■ Records for the exercise
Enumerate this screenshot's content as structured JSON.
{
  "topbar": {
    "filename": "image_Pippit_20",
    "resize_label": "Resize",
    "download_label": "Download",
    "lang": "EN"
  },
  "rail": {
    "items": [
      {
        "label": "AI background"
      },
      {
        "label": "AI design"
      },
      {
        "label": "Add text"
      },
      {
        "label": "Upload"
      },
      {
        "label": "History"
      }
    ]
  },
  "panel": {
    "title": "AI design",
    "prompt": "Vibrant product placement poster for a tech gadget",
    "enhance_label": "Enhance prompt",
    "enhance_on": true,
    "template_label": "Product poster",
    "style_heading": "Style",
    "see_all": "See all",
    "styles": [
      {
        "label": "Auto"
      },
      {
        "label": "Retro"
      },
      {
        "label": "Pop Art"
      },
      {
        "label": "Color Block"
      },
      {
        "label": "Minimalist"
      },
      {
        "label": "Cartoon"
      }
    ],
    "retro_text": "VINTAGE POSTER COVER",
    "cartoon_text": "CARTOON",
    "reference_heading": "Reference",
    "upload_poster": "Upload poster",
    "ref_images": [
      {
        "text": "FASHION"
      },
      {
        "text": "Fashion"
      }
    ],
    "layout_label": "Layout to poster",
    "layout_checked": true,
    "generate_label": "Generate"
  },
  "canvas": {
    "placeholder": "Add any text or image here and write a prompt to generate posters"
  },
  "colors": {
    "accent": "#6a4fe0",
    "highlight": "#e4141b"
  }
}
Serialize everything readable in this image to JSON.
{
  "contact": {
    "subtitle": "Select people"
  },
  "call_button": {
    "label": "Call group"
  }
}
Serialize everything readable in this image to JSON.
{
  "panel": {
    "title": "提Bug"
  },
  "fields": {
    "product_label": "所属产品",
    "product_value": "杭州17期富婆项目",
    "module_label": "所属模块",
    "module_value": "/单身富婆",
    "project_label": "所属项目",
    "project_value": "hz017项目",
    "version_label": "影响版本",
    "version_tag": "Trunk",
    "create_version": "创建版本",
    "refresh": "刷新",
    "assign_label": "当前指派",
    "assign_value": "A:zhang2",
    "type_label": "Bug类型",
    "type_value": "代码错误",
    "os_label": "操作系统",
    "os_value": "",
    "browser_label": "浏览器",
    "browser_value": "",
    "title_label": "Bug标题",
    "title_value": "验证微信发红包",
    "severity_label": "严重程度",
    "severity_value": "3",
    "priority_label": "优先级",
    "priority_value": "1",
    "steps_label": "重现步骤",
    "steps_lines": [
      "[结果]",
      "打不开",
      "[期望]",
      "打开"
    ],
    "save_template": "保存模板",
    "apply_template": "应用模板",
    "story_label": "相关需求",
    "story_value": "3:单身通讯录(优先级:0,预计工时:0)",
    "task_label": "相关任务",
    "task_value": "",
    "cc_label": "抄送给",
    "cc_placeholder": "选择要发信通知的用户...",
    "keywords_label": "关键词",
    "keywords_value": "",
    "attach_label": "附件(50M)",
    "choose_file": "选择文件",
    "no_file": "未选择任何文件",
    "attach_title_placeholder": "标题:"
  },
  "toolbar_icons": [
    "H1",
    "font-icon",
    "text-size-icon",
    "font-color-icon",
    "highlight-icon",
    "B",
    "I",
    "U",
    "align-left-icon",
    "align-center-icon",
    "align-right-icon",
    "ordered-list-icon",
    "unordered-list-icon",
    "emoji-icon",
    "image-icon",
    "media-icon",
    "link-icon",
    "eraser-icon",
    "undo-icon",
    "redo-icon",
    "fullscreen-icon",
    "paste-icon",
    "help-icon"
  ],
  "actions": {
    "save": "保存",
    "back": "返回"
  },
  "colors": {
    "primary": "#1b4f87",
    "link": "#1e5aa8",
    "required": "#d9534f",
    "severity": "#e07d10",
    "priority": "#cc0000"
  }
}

■ Instructions to follow
Quote the whole listing above, leaving nothing out.

■ Result
Enumerate this screenshot's content as structured JSON.
{
  "topbar": {
    "filename": "image_Pippit_20",
    "resize_label": "Resize",
    "download_label": "Download",
    "lang": "EN"
  },
  "rail": {
    "items": [
      {
        "label": "AI background"
      },
      {
        "label": "AI design"
      },
      {
        "label": "Add text"
      },
      {
        "label": "Upload"
      },
      {
        "label": "History"
      }
    ]
  },
  "panel": {
    "title": "AI design",
    "prompt": "Vibrant product placement poster for a tech gadget",
    "enhance_label": "Enhance prompt",
    "enhance_on": true,
    "template_label": "Product poster",
    "style_heading": "Style",
    "see_all": "See all",
    "styles": [
      {
        "label": "Auto"
      },
      {
        "label": "Retro"
      },
      {
        "label": "Pop Art"
      },
      {
        "label": "Color Block"
      },
      {
        "label": "Minimalist"
      },
      {
        "label": "Cartoon"
      }
    ],
    "retro_text": "VINTAGE POSTER COVER",
    "cartoon_text": "CARTOON",
    "reference_heading": "Reference",
    "upload_poster": "Upload poster",
    "ref_images": [
      {
        "text": "FASHION"
      },
      {
        "text": "Fashion"
      }
    ],
    "layout_label": "Layout to poster",
    "layout_checked": true,
    "generate_label": "Generate"
  },
  "canvas": {
    "placeholder": "Add any text or image here and write a prompt to generate posters"
  },
  "colors": {
    "accent": "#6a4fe0",
    "highlight": "#e4141b"
  }
}
Serialize everything readable in this image to JSON.
{
  "contact": {
    "subtitle": "Select people"
  },
  "call_button": {
    "label": "Call group"
  }
}
Serialize everything readable in this image to JSON.
{
  "panel": {
    "title": "提Bug"
  },
  "fields": {
    "product_label": "所属产品",
    "product_value": "杭州17期富婆项目",
    "module_label": "所属模块",
    "module_value": "/单身富婆",
    "project_label": "所属项目",
    "project_value": "hz017项目",
    "version_label": "影响版本",
    "version_tag": "Trunk",
    "create_version": "创建版本",
    "refresh": "刷新",
    "assign_label": "当前指派",
    "assign_value": "A:zhang2",
    "type_label": "Bug类型",
    "type_value": "代码错误",
    "os_label": "操作系统",
    "os_value": "",
    "browser_label": "浏览器",
    "browser_value": "",
    "title_label": "Bug标题",
    "title_value": "验证微信发红包",
    "severity_label": "严重程度",
    "severity_value": "3",
    "priority_label": "优先级",
    "priority_value": "1",
    "steps_label": "重现步骤",
    "steps_lines": [
      "[结果]",
      "打不开",
      "[期望]",
      "打开"
    ],
    "save_template": "保存模板",
    "apply_template": "应用模板",
    "story_label": "相关需求",
    "story_value": "3:单身通讯录(优先级:0,预计工时:0)",
    "task_label": "相关任务",
    "task_value": "",
    "cc_label": "抄送给",
    "cc_placeholder": "选择要发信通知的用户...",
    "keywords_label": "关键词",
    "keywords_value": "",
    "attach_label": "附件(50M)",
    "choose_file": "选择文件",
    "no_file": "未选择任何文件",
    "attach_title_placeholder": "标题:"
  },
  "toolbar_icons": [
    "H1",
    "font-icon",
    "text-size-icon",
    "font-color-icon",
    "highlight-icon",
    "B",
    "I",
    "U",
    "align-left-icon",
    "align-center-icon",
    "align-right-icon",
    "ordered-list-icon",
    "unordered-list-icon",
    "emoji-icon",
    "image-icon",
    "media-icon",
    "link-icon",
    "eraser-icon",
    "undo-icon",
    "redo-icon",
    "fullscreen-icon",
    "paste-icon",
    "help-icon"
  ],
  "actions": {
    "save": "保存",
    "back": "返回"
  },
  "colors": {
    "primary": "#1b4f87",
    "link": "#1e5aa8",
    "required": "#d9534f",
    "severity": "#e07d10",
    "priority": "#cc0000"
  }
}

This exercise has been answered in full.